┏━━

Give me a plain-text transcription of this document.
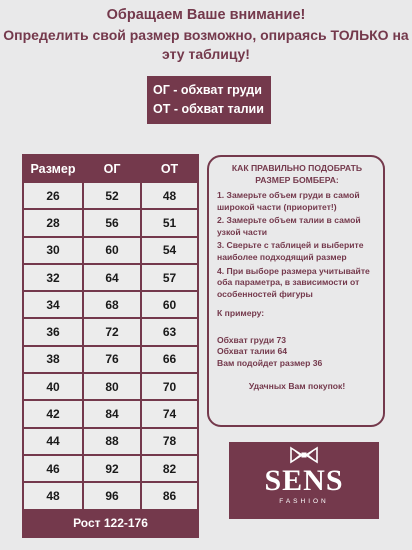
Обращаем Ваше внимание!
Определить свой размер возможно, опираясь ТОЛЬКО на
эту таблицу!
ОГ - обхват груди
ОТ - обхват талии
Размер	ОГ	ОТ
26	52	48
28	56	51
30	60	54
32	64	57
34	68	60
36	72	63
38	76	66
40	80	70
42	84	74
44	88	78
46	92	82
48	96	86
Рост 122-176		
КАК ПРАВИЛЬНО ПОДОБРАТЬ РАЗМЕР БОМБЕРА:
1. Замерьте объем груди в самой широкой части (приоритет!)
2. Замерьте объем талии в самой узкой части
3. Сверьте с таблицей и выберите наиболее подходящий размер
4. При выборе размера учитывайте оба параметра, в зависимости от особенностей фигуры
К примеру:
Обхват груди 73
Обхват талии 64
Вам подойдет размер 36
Удачных Вам покупок!
SENS
FASHION
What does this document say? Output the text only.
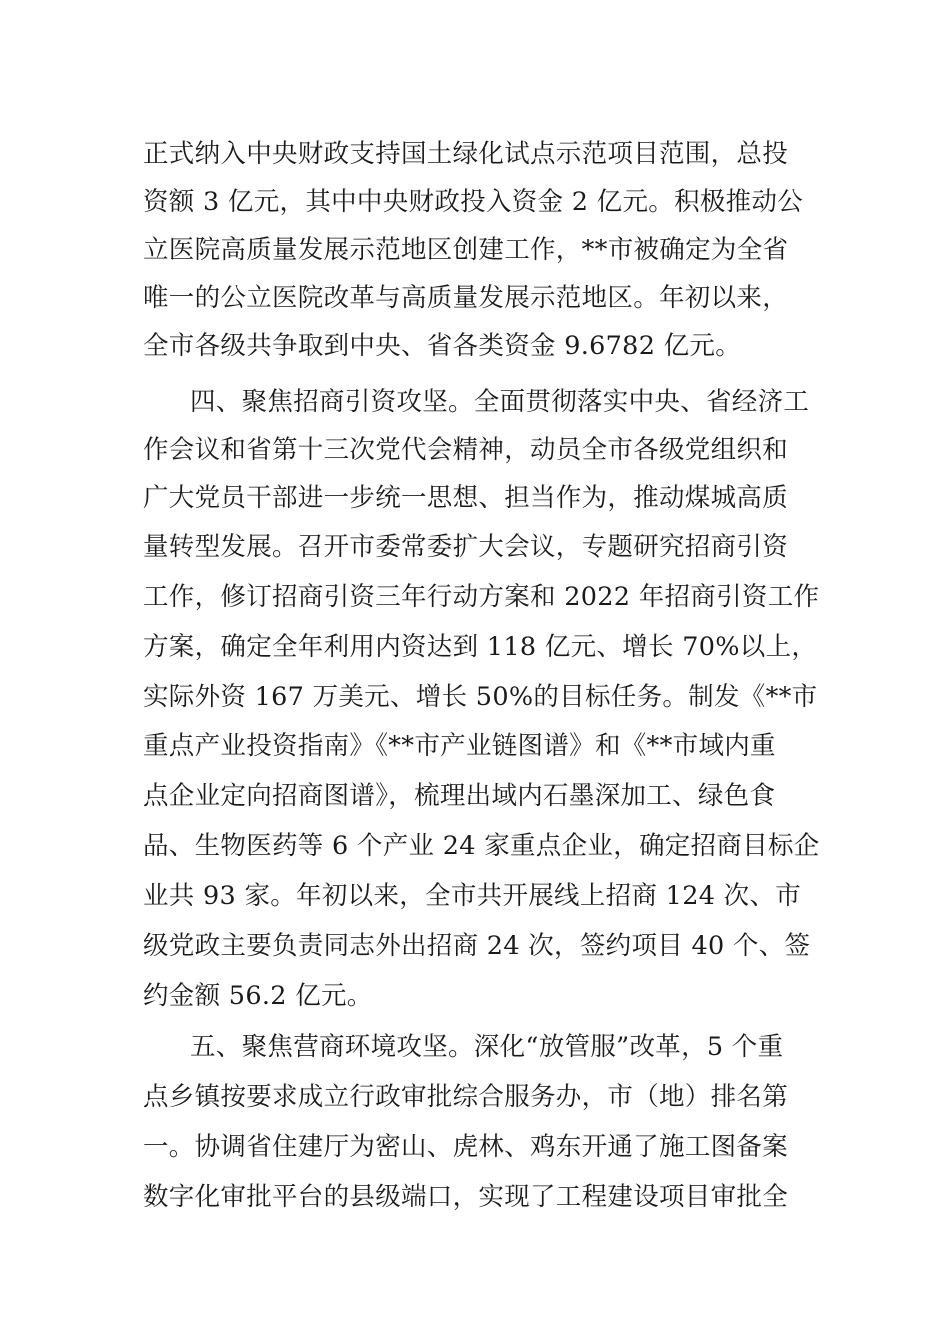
正式纳入中央财政支持国土绿化试点示范项目范围，总投
资额 3 亿元，其中中央财政投入资金 2 亿元。积极推动公
立医院高质量发展示范地区创建工作，**市被确定为全省
唯一的公立医院改革与高质量发展示范地区。年初以来，
全市各级共争取到中央、省各类资金 9.6782 亿元。
四、聚焦招商引资攻坚。全面贯彻落实中央、省经济工
作会议和省第十三次党代会精神，动员全市各级党组织和
广大党员干部进一步统一思想、担当作为，推动煤城高质
量转型发展。召开市委常委扩大会议，专题研究招商引资
工作，修订招商引资三年行动方案和 2022 年招商引资工作
方案，确定全年利用内资达到 118 亿元、增长 70%以上，
实际外资 167 万美元、增长 50%的目标任务。制发《**市
重点产业投资指南》《**市产业链图谱》和《**市域内重
点企业定向招商图谱》，梳理出域内石墨深加工、绿色食
品、生物医药等 6 个产业 24 家重点企业，确定招商目标企
业共 93 家。年初以来，全市共开展线上招商 124 次、市
级党政主要负责同志外出招商 24 次，签约项目 40 个、签
约金额 56.2 亿元。
五、聚焦营商环境攻坚。深化“放管服”改革，5 个重
点乡镇按要求成立行政审批综合服务办，市（地）排名第
一。协调省住建厅为密山、虎林、鸡东开通了施工图备案
数字化审批平台的县级端口，实现了工程建设项目审批全
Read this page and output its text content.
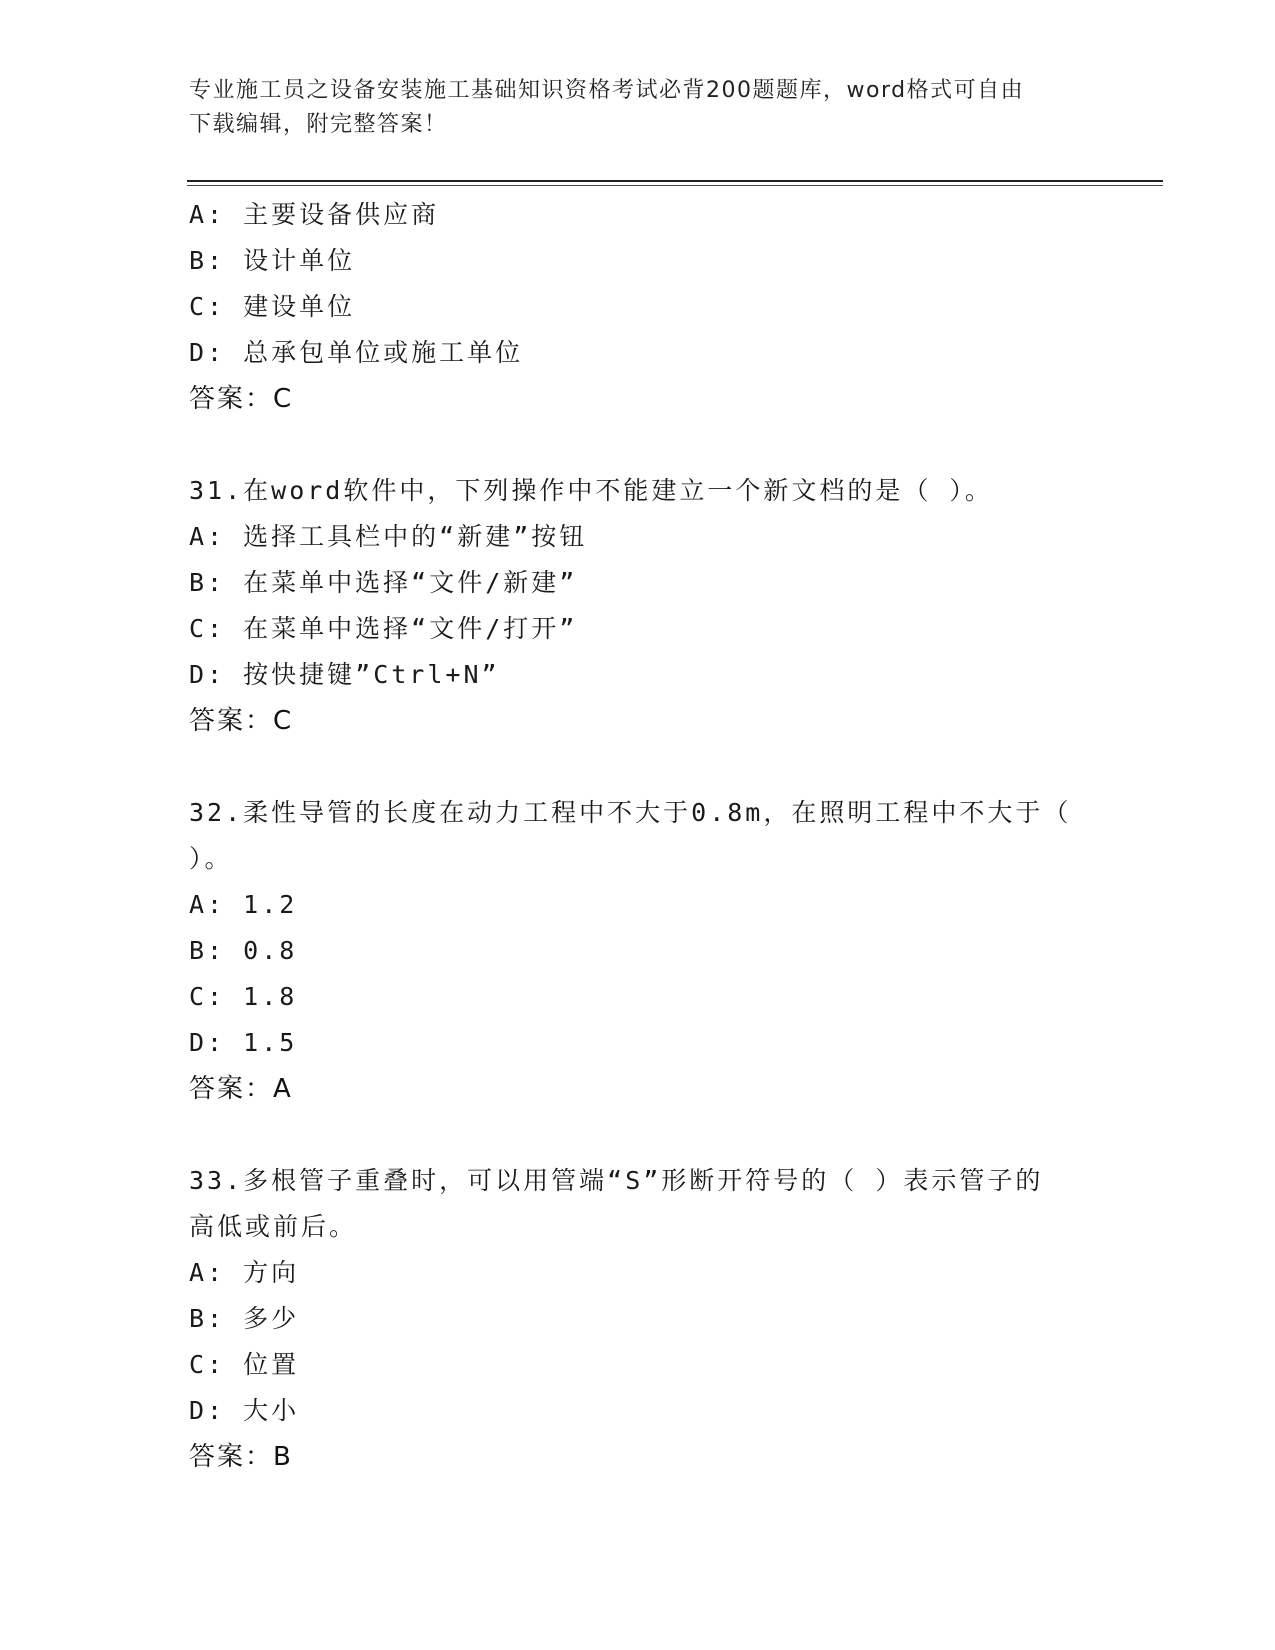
专业施工员之设备安装施工基础知识资格考试必背200题题库，word格式可自由
下载编辑，附完整答案！
A: 主要设备供应商
B: 设计单位
C: 建设单位
D: 总承包单位或施工单位
答案：C
31.在word软件中，下列操作中不能建立一个新文档的是（ ）。
A: 选择工具栏中的“新建”按钮
B: 在菜单中选择“文件/新建”
C: 在菜单中选择“文件/打开”
D: 按快捷键”Ctrl+N”
答案：C
32.柔性导管的长度在动力工程中不大于0.8m，在照明工程中不大于（
）。
A: 1.2
B: 0.8
C: 1.8
D: 1.5
答案：A
33.多根管子重叠时，可以用管端“S”形断开符号的（ ）表示管子的
高低或前后。
A: 方向
B: 多少
C: 位置
D: 大小
答案：B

┗━━

Gather each line from the entries above that includes the word "text".

Give me a plain-text transcription of this document.
What does this document say? Output the text only.
Read this page and output its text content.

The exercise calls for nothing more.